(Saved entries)
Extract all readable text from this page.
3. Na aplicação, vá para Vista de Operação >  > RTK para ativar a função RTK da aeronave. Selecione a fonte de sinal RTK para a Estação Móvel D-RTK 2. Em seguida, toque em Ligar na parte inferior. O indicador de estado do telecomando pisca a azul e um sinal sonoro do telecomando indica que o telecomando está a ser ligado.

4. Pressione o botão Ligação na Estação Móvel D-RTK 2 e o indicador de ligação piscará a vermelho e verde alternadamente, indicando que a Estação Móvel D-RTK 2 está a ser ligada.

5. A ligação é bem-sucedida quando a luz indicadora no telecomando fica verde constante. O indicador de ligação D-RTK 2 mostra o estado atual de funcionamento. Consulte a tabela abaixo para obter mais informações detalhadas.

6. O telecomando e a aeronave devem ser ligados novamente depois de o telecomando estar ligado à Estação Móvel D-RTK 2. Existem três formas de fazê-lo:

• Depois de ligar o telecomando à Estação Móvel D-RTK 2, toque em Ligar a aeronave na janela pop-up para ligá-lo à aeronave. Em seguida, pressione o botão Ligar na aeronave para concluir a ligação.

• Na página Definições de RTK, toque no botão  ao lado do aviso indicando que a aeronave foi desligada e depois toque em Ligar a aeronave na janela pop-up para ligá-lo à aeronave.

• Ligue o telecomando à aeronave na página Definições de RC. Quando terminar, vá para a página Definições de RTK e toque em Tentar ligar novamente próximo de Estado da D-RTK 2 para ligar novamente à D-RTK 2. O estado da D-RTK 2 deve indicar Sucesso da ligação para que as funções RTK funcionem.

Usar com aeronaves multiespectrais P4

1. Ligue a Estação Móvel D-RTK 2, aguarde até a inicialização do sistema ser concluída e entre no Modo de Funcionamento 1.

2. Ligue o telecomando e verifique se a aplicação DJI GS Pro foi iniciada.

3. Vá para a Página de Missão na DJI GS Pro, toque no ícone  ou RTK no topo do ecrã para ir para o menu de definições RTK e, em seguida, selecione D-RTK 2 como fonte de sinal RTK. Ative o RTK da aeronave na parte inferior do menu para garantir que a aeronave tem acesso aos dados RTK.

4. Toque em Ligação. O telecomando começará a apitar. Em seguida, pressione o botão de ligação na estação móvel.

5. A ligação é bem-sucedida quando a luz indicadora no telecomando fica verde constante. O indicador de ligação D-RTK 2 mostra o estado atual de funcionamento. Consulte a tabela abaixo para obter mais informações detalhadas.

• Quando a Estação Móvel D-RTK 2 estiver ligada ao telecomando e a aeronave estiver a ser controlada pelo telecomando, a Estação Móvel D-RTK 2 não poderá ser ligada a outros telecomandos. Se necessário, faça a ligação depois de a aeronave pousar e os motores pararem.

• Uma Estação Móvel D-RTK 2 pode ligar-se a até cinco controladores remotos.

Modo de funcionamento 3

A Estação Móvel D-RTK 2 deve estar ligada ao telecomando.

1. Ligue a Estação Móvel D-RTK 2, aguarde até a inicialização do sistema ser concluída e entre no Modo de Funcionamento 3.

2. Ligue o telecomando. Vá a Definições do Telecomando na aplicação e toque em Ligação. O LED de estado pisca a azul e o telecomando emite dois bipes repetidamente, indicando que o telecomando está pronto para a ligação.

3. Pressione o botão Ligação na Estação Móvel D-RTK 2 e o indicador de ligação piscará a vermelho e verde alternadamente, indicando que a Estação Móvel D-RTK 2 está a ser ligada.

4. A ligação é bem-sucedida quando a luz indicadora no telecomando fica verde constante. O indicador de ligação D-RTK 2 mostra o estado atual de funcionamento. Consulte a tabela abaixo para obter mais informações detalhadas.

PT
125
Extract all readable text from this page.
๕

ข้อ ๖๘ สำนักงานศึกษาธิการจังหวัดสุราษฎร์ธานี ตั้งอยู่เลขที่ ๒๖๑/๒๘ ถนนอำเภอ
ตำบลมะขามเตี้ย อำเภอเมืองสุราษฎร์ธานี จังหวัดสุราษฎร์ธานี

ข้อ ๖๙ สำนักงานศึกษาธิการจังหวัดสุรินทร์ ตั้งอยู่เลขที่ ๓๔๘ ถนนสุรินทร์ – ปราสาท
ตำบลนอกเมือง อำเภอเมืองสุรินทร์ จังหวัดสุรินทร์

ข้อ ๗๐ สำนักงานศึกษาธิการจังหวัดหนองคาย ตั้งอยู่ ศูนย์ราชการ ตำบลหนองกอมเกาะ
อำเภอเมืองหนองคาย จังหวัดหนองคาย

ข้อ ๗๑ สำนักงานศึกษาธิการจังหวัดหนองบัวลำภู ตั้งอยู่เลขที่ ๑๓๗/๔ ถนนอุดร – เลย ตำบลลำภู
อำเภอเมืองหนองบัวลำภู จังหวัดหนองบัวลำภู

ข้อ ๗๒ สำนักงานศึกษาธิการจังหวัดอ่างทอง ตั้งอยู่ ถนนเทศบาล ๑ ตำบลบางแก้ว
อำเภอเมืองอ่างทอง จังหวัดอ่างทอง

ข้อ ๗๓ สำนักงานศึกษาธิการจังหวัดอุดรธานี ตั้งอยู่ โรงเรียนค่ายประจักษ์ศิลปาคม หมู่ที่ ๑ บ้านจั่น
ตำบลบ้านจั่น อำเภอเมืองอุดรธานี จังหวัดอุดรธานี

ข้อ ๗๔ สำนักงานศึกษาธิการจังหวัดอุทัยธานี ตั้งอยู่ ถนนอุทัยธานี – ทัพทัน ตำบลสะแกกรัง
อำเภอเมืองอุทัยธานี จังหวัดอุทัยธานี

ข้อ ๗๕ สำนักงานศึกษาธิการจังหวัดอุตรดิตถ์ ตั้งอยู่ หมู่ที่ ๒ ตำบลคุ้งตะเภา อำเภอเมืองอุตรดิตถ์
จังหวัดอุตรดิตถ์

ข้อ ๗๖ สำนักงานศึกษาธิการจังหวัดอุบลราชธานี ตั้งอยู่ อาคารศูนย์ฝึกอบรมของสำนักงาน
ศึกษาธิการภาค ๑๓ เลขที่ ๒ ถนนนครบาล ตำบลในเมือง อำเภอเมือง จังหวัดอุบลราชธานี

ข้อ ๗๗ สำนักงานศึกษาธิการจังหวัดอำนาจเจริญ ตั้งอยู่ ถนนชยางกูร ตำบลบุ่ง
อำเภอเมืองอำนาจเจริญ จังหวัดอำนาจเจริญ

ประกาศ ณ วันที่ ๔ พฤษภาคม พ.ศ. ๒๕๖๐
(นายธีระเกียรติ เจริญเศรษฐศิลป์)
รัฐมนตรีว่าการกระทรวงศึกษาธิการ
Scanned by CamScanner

PROBLEM DESCRIPTION → Every line of the material must be returned exactly as it appears.

SOLVED EXERCISE →
Extract all readable text from this page.
3. Na aplicação, vá para Vista de Operação >  > RTK para ativar a função RTK da aeronave. Selecione a fonte de sinal RTK para a Estação Móvel D-RTK 2. Em seguida, toque em Ligar na parte inferior. O indicador de estado do telecomando pisca a azul e um sinal sonoro do telecomando indica que o telecomando está a ser ligado.

4. Pressione o botão Ligação na Estação Móvel D-RTK 2 e o indicador de ligação piscará a vermelho e verde alternadamente, indicando que a Estação Móvel D-RTK 2 está a ser ligada.

5. A ligação é bem-sucedida quando a luz indicadora no telecomando fica verde constante. O indicador de ligação D-RTK 2 mostra o estado atual de funcionamento. Consulte a tabela abaixo para obter mais informações detalhadas.

6. O telecomando e a aeronave devem ser ligados novamente depois de o telecomando estar ligado à Estação Móvel D-RTK 2. Existem três formas de fazê-lo:

• Depois de ligar o telecomando à Estação Móvel D-RTK 2, toque em Ligar a aeronave na janela pop-up para ligá-lo à aeronave. Em seguida, pressione o botão Ligar na aeronave para concluir a ligação.

• Na página Definições de RTK, toque no botão  ao lado do aviso indicando que a aeronave foi desligada e depois toque em Ligar a aeronave na janela pop-up para ligá-lo à aeronave.

• Ligue o telecomando à aeronave na página Definições de RC. Quando terminar, vá para a página Definições de RTK e toque em Tentar ligar novamente próximo de Estado da D-RTK 2 para ligar novamente à D-RTK 2. O estado da D-RTK 2 deve indicar Sucesso da ligação para que as funções RTK funcionem.

Usar com aeronaves multiespectrais P4

1. Ligue a Estação Móvel D-RTK 2, aguarde até a inicialização do sistema ser concluída e entre no Modo de Funcionamento 1.

2. Ligue o telecomando e verifique se a aplicação DJI GS Pro foi iniciada.

3. Vá para a Página de Missão na DJI GS Pro, toque no ícone  ou RTK no topo do ecrã para ir para o menu de definições RTK e, em seguida, selecione D-RTK 2 como fonte de sinal RTK. Ative o RTK da aeronave na parte inferior do menu para garantir que a aeronave tem acesso aos dados RTK.

4. Toque em Ligação. O telecomando começará a apitar. Em seguida, pressione o botão de ligação na estação móvel.

5. A ligação é bem-sucedida quando a luz indicadora no telecomando fica verde constante. O indicador de ligação D-RTK 2 mostra o estado atual de funcionamento. Consulte a tabela abaixo para obter mais informações detalhadas.

• Quando a Estação Móvel D-RTK 2 estiver ligada ao telecomando e a aeronave estiver a ser controlada pelo telecomando, a Estação Móvel D-RTK 2 não poderá ser ligada a outros telecomandos. Se necessário, faça a ligação depois de a aeronave pousar e os motores pararem.

• Uma Estação Móvel D-RTK 2 pode ligar-se a até cinco controladores remotos.

Modo de funcionamento 3

A Estação Móvel D-RTK 2 deve estar ligada ao telecomando.

1. Ligue a Estação Móvel D-RTK 2, aguarde até a inicialização do sistema ser concluída e entre no Modo de Funcionamento 3.

2. Ligue o telecomando. Vá a Definições do Telecomando na aplicação e toque em Ligação. O LED de estado pisca a azul e o telecomando emite dois bipes repetidamente, indicando que o telecomando está pronto para a ligação.

3. Pressione o botão Ligação na Estação Móvel D-RTK 2 e o indicador de ligação piscará a vermelho e verde alternadamente, indicando que a Estação Móvel D-RTK 2 está a ser ligada.

4. A ligação é bem-sucedida quando a luz indicadora no telecomando fica verde constante. O indicador de ligação D-RTK 2 mostra o estado atual de funcionamento. Consulte a tabela abaixo para obter mais informações detalhadas.

PT
125
Extract all readable text from this page.
๕

ข้อ ๖๘ สำนักงานศึกษาธิการจังหวัดสุราษฎร์ธานี ตั้งอยู่เลขที่ ๒๖๑/๒๘ ถนนอำเภอ
ตำบลมะขามเตี้ย อำเภอเมืองสุราษฎร์ธานี จังหวัดสุราษฎร์ธานี

ข้อ ๖๙ สำนักงานศึกษาธิการจังหวัดสุรินทร์ ตั้งอยู่เลขที่ ๓๔๘ ถนนสุรินทร์ – ปราสาท
ตำบลนอกเมือง อำเภอเมืองสุรินทร์ จังหวัดสุรินทร์

ข้อ ๗๐ สำนักงานศึกษาธิการจังหวัดหนองคาย ตั้งอยู่ ศูนย์ราชการ ตำบลหนองกอมเกาะ
อำเภอเมืองหนองคาย จังหวัดหนองคาย

ข้อ ๗๑ สำนักงานศึกษาธิการจังหวัดหนองบัวลำภู ตั้งอยู่เลขที่ ๑๓๗/๔ ถนนอุดร – เลย ตำบลลำภู
อำเภอเมืองหนองบัวลำภู จังหวัดหนองบัวลำภู

ข้อ ๗๒ สำนักงานศึกษาธิการจังหวัดอ่างทอง ตั้งอยู่ ถนนเทศบาล ๑ ตำบลบางแก้ว
อำเภอเมืองอ่างทอง จังหวัดอ่างทอง

ข้อ ๗๓ สำนักงานศึกษาธิการจังหวัดอุดรธานี ตั้งอยู่ โรงเรียนค่ายประจักษ์ศิลปาคม หมู่ที่ ๑ บ้านจั่น
ตำบลบ้านจั่น อำเภอเมืองอุดรธานี จังหวัดอุดรธานี

ข้อ ๗๔ สำนักงานศึกษาธิการจังหวัดอุทัยธานี ตั้งอยู่ ถนนอุทัยธานี – ทัพทัน ตำบลสะแกกรัง
อำเภอเมืองอุทัยธานี จังหวัดอุทัยธานี

ข้อ ๗๕ สำนักงานศึกษาธิการจังหวัดอุตรดิตถ์ ตั้งอยู่ หมู่ที่ ๒ ตำบลคุ้งตะเภา อำเภอเมืองอุตรดิตถ์
จังหวัดอุตรดิตถ์

ข้อ ๗๖ สำนักงานศึกษาธิการจังหวัดอุบลราชธานี ตั้งอยู่ อาคารศูนย์ฝึกอบรมของสำนักงาน
ศึกษาธิการภาค ๑๓ เลขที่ ๒ ถนนนครบาล ตำบลในเมือง อำเภอเมือง จังหวัดอุบลราชธานี

ข้อ ๗๗ สำนักงานศึกษาธิการจังหวัดอำนาจเจริญ ตั้งอยู่ ถนนชยางกูร ตำบลบุ่ง
อำเภอเมืองอำนาจเจริญ จังหวัดอำนาจเจริญ

ประกาศ ณ วันที่ ๔ พฤษภาคม พ.ศ. ๒๕๖๐
(นายธีระเกียรติ เจริญเศรษฐศิลป์)
รัฐมนตรีว่าการกระทรวงศึกษาธิการ
Scanned by CamScanner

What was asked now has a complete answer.